Print each of the entries exactly, leaving nothing out.

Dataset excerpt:

━━━━━━━━━━━━━━━━━━━━━━━━━━━━━━

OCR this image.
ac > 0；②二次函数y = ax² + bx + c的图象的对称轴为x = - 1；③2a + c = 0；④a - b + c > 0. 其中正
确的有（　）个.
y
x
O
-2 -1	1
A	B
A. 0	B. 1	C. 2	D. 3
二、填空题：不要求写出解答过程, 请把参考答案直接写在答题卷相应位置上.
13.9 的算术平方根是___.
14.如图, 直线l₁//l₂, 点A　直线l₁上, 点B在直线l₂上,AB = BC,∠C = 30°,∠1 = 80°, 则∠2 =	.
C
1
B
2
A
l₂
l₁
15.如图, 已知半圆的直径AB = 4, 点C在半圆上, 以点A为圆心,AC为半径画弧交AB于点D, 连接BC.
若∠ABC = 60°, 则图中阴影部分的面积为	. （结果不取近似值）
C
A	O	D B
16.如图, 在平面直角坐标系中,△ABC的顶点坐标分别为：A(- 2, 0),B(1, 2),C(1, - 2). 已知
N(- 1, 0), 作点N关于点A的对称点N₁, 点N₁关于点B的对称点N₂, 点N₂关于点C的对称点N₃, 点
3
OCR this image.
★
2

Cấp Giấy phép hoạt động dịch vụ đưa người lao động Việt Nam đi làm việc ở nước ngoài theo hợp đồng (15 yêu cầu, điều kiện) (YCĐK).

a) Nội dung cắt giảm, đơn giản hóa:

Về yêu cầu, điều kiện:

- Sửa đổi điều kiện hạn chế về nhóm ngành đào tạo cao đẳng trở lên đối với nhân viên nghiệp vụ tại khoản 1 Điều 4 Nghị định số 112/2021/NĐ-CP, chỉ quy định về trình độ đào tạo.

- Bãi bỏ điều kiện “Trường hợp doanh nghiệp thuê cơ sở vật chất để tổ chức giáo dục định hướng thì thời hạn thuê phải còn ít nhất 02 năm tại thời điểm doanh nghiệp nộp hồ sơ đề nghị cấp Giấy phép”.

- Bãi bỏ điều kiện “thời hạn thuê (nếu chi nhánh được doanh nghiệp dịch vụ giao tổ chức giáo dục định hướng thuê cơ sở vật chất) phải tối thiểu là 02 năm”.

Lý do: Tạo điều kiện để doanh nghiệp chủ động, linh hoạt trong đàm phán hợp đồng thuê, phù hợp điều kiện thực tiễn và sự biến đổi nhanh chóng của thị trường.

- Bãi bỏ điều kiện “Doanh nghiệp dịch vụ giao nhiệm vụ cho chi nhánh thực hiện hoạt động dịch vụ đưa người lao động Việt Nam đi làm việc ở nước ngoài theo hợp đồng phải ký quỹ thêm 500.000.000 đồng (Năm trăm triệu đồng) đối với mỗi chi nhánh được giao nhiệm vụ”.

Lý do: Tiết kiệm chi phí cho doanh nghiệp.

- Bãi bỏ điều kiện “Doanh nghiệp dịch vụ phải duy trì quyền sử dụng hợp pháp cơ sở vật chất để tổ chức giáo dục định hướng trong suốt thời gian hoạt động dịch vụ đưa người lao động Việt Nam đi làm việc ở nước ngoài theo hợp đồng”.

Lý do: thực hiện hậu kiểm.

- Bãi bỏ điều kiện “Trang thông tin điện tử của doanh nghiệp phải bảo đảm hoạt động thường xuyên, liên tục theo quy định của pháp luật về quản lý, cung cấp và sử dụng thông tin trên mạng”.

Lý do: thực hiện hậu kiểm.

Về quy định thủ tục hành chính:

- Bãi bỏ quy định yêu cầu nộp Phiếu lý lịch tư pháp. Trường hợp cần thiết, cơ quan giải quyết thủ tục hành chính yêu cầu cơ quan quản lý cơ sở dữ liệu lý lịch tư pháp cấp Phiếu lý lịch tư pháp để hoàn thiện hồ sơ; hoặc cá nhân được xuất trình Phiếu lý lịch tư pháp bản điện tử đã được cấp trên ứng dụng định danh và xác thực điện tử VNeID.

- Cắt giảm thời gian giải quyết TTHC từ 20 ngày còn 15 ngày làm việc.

━━━━━━━━━━━━━━━━━━━━━━━━━━━━━━

Solved problem —
OCR this image.
ac > 0；②二次函数y = ax² + bx + c的图象的对称轴为x = - 1；③2a + c = 0；④a - b + c > 0. 其中正
确的有（　）个.
y
x
O
-2 -1	1
A	B
A. 0	B. 1	C. 2	D. 3
二、填空题：不要求写出解答过程, 请把参考答案直接写在答题卷相应位置上.
13.9 的算术平方根是___.
14.如图, 直线l₁//l₂, 点A　直线l₁上, 点B在直线l₂上,AB = BC,∠C = 30°,∠1 = 80°, 则∠2 =	.
C
1
B
2
A
l₂
l₁
15.如图, 已知半圆的直径AB = 4, 点C在半圆上, 以点A为圆心,AC为半径画弧交AB于点D, 连接BC.
若∠ABC = 60°, 则图中阴影部分的面积为	. （结果不取近似值）
C
A	O	D B
16.如图, 在平面直角坐标系中,△ABC的顶点坐标分别为：A(- 2, 0),B(1, 2),C(1, - 2). 已知
N(- 1, 0), 作点N关于点A的对称点N₁, 点N₁关于点B的对称点N₂, 点N₂关于点C的对称点N₃, 点
3
OCR this image.
★
2

Cấp Giấy phép hoạt động dịch vụ đưa người lao động Việt Nam đi làm việc ở nước ngoài theo hợp đồng (15 yêu cầu, điều kiện) (YCĐK).

a) Nội dung cắt giảm, đơn giản hóa:

Về yêu cầu, điều kiện:

- Sửa đổi điều kiện hạn chế về nhóm ngành đào tạo cao đẳng trở lên đối với nhân viên nghiệp vụ tại khoản 1 Điều 4 Nghị định số 112/2021/NĐ-CP, chỉ quy định về trình độ đào tạo.

- Bãi bỏ điều kiện “Trường hợp doanh nghiệp thuê cơ sở vật chất để tổ chức giáo dục định hướng thì thời hạn thuê phải còn ít nhất 02 năm tại thời điểm doanh nghiệp nộp hồ sơ đề nghị cấp Giấy phép”.

- Bãi bỏ điều kiện “thời hạn thuê (nếu chi nhánh được doanh nghiệp dịch vụ giao tổ chức giáo dục định hướng thuê cơ sở vật chất) phải tối thiểu là 02 năm”.

Lý do: Tạo điều kiện để doanh nghiệp chủ động, linh hoạt trong đàm phán hợp đồng thuê, phù hợp điều kiện thực tiễn và sự biến đổi nhanh chóng của thị trường.

- Bãi bỏ điều kiện “Doanh nghiệp dịch vụ giao nhiệm vụ cho chi nhánh thực hiện hoạt động dịch vụ đưa người lao động Việt Nam đi làm việc ở nước ngoài theo hợp đồng phải ký quỹ thêm 500.000.000 đồng (Năm trăm triệu đồng) đối với mỗi chi nhánh được giao nhiệm vụ”.

Lý do: Tiết kiệm chi phí cho doanh nghiệp.

- Bãi bỏ điều kiện “Doanh nghiệp dịch vụ phải duy trì quyền sử dụng hợp pháp cơ sở vật chất để tổ chức giáo dục định hướng trong suốt thời gian hoạt động dịch vụ đưa người lao động Việt Nam đi làm việc ở nước ngoài theo hợp đồng”.

Lý do: thực hiện hậu kiểm.

- Bãi bỏ điều kiện “Trang thông tin điện tử của doanh nghiệp phải bảo đảm hoạt động thường xuyên, liên tục theo quy định của pháp luật về quản lý, cung cấp và sử dụng thông tin trên mạng”.

Lý do: thực hiện hậu kiểm.

Về quy định thủ tục hành chính:

- Bãi bỏ quy định yêu cầu nộp Phiếu lý lịch tư pháp. Trường hợp cần thiết, cơ quan giải quyết thủ tục hành chính yêu cầu cơ quan quản lý cơ sở dữ liệu lý lịch tư pháp cấp Phiếu lý lịch tư pháp để hoàn thiện hồ sơ; hoặc cá nhân được xuất trình Phiếu lý lịch tư pháp bản điện tử đã được cấp trên ứng dụng định danh và xác thực điện tử VNeID.

- Cắt giảm thời gian giải quyết TTHC từ 20 ngày còn 15 ngày làm việc.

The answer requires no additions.